_WHAT IS REQUIRED_: Transcribe the listing in full, excluding any pictures.

_GIVEN DATA_:
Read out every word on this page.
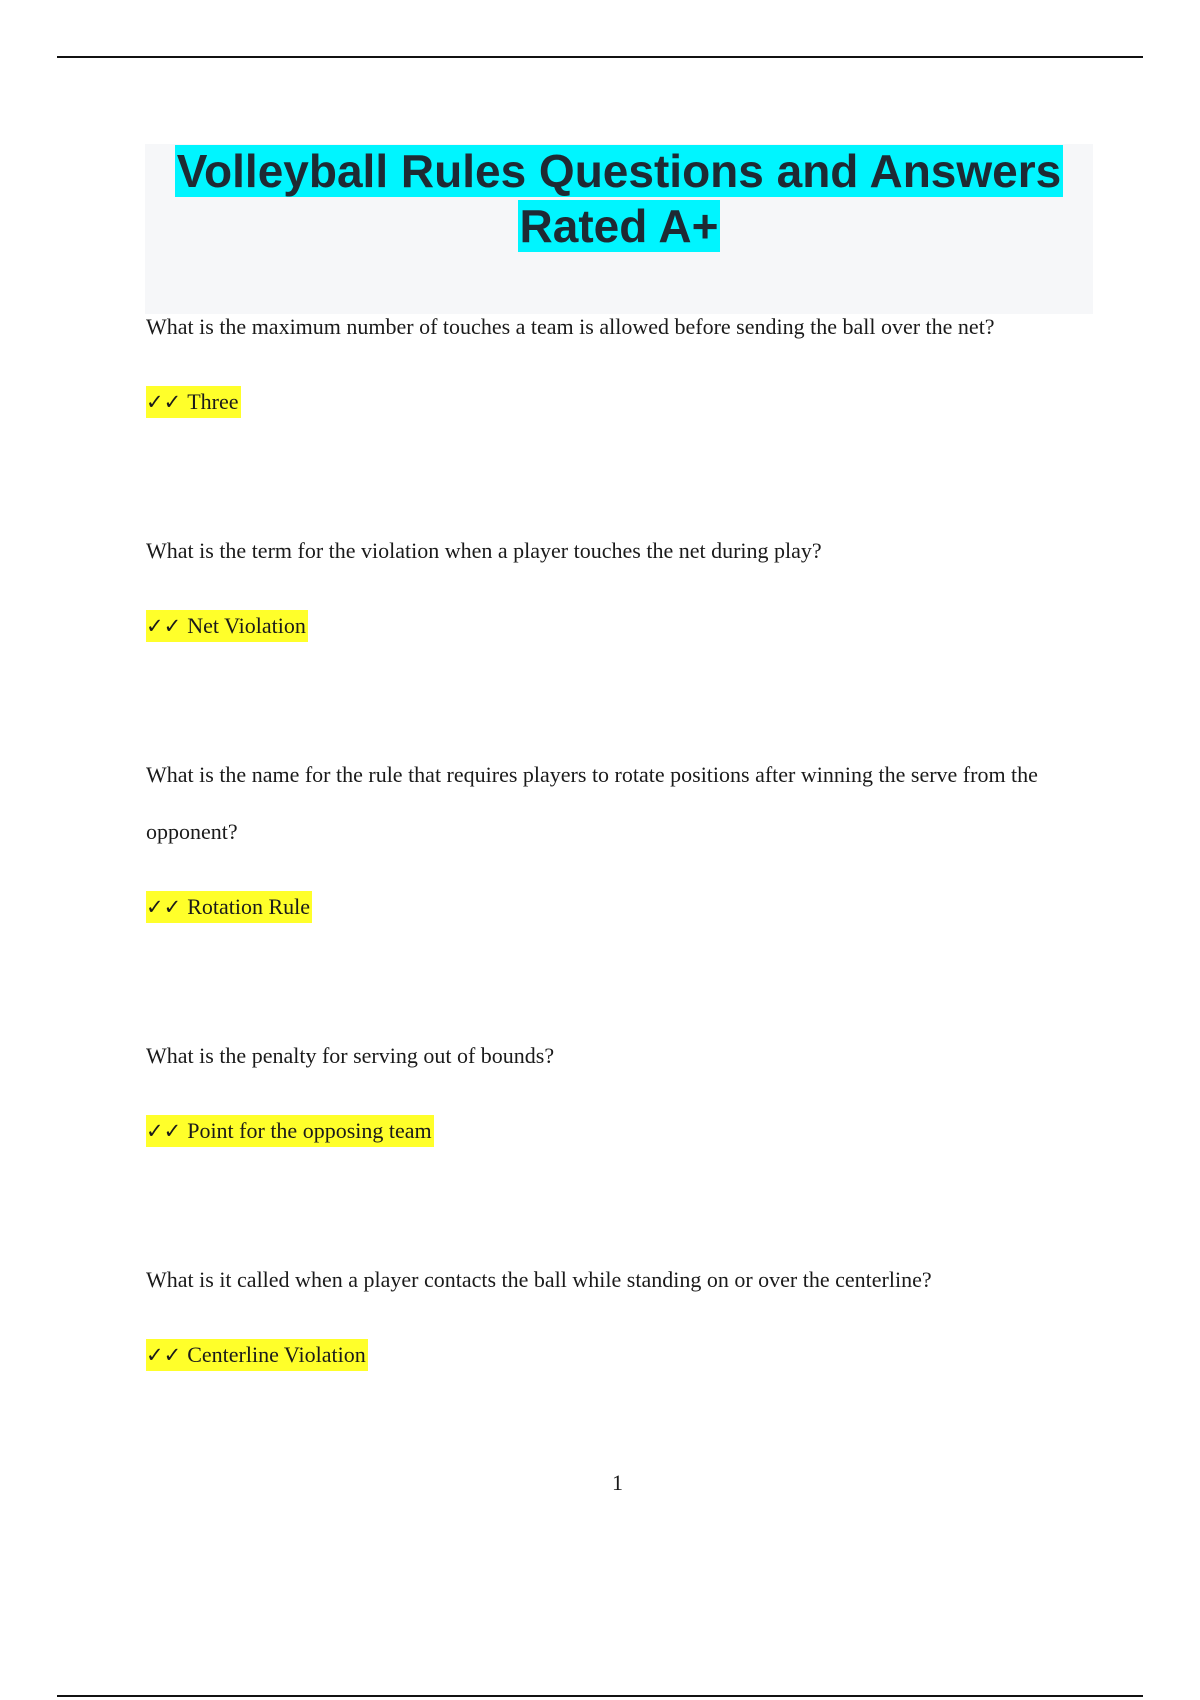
Volleyball Rules Questions and Answers
Rated A+
What is the maximum number of touches a team is allowed before sending the ball over the net?
✓✓ Three
What is the term for the violation when a player touches the net during play?
✓✓ Net Violation
What is the name for the rule that requires players to rotate positions after winning the serve from the opponent?
✓✓ Rotation Rule
What is the penalty for serving out of bounds?
✓✓ Point for the opposing team
What is it called when a player contacts the ball while standing on or over the centerline?
✓✓ Centerline Violation
1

_EXPECTED ANSWER_:
Read out every word on this page.
Volleyball Rules Questions and Answers
Rated A+
What is the maximum number of touches a team is allowed before sending the ball over the net?
✓✓ Three
What is the term for the violation when a player touches the net during play?
✓✓ Net Violation
What is the name for the rule that requires players to rotate positions after winning the serve from the opponent?
✓✓ Rotation Rule
What is the penalty for serving out of bounds?
✓✓ Point for the opposing team
What is it called when a player contacts the ball while standing on or over the centerline?
✓✓ Centerline Violation
1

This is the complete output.